| THE PROBLEM |
Where the string "BHIST" occurs in the material below, report the whole line.

########################################

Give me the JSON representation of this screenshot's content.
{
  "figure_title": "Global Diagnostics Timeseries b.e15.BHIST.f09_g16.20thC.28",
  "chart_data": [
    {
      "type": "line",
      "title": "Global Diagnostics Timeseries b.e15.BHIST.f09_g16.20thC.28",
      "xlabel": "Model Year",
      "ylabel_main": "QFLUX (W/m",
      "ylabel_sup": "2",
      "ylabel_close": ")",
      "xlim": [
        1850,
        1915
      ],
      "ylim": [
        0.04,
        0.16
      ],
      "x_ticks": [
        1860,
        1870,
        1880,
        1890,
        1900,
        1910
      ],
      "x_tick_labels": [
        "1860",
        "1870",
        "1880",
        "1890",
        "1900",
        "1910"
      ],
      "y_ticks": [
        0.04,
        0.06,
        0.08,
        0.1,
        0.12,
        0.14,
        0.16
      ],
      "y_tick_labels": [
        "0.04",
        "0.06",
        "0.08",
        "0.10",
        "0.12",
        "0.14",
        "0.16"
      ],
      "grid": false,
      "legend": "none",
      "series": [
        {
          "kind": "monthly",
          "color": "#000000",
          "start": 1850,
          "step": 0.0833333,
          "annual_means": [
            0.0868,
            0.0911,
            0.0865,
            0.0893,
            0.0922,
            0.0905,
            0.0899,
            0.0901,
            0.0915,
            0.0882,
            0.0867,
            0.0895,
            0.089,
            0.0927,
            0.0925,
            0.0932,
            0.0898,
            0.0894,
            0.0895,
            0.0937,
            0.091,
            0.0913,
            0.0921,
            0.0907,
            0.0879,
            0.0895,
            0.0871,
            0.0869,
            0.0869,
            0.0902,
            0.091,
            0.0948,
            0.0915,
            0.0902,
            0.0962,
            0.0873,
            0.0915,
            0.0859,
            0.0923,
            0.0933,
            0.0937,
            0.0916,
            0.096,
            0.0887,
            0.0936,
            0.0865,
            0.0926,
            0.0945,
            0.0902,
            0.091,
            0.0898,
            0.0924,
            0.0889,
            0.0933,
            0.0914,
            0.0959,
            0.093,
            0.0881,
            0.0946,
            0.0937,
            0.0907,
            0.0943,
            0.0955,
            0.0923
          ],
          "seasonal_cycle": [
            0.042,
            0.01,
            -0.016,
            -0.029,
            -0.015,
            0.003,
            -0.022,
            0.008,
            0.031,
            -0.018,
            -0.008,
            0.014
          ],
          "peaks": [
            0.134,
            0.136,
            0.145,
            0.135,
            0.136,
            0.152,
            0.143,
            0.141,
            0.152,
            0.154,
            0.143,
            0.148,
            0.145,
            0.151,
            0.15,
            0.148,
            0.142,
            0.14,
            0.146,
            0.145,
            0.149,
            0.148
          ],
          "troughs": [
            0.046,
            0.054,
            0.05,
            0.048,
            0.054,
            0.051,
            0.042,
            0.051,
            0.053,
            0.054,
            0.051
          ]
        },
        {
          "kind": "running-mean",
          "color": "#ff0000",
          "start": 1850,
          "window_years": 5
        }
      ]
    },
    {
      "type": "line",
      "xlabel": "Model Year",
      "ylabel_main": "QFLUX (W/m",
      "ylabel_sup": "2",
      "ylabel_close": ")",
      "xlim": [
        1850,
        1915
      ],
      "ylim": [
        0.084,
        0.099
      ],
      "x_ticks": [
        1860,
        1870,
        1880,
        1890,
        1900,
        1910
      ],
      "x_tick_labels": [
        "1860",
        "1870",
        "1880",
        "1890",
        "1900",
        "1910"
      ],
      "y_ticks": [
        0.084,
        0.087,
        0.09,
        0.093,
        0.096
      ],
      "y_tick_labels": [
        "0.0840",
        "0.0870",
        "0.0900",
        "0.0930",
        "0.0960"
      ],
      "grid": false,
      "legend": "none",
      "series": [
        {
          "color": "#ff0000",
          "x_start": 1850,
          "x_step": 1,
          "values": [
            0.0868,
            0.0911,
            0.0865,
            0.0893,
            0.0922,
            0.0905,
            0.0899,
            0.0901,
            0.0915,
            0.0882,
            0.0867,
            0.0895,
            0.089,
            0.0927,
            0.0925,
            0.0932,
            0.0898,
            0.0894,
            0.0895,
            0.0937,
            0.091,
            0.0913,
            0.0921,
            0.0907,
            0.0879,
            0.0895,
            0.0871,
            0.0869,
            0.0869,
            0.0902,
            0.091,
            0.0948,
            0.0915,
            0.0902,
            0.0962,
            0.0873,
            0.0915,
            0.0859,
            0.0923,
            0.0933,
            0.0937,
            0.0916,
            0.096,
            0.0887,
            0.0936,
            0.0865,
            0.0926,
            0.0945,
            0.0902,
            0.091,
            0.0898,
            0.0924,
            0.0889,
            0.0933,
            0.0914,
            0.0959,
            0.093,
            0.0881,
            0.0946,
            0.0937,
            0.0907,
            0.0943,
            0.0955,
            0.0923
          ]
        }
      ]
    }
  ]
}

########################################

| EXPECTED ANSWER |
  "figure_title": "Global Diagnostics Timeseries b.e15.BHIST.f09_g16.20thC.28",
      "title": "Global Diagnostics Timeseries b.e15.BHIST.f09_g16.20thC.28",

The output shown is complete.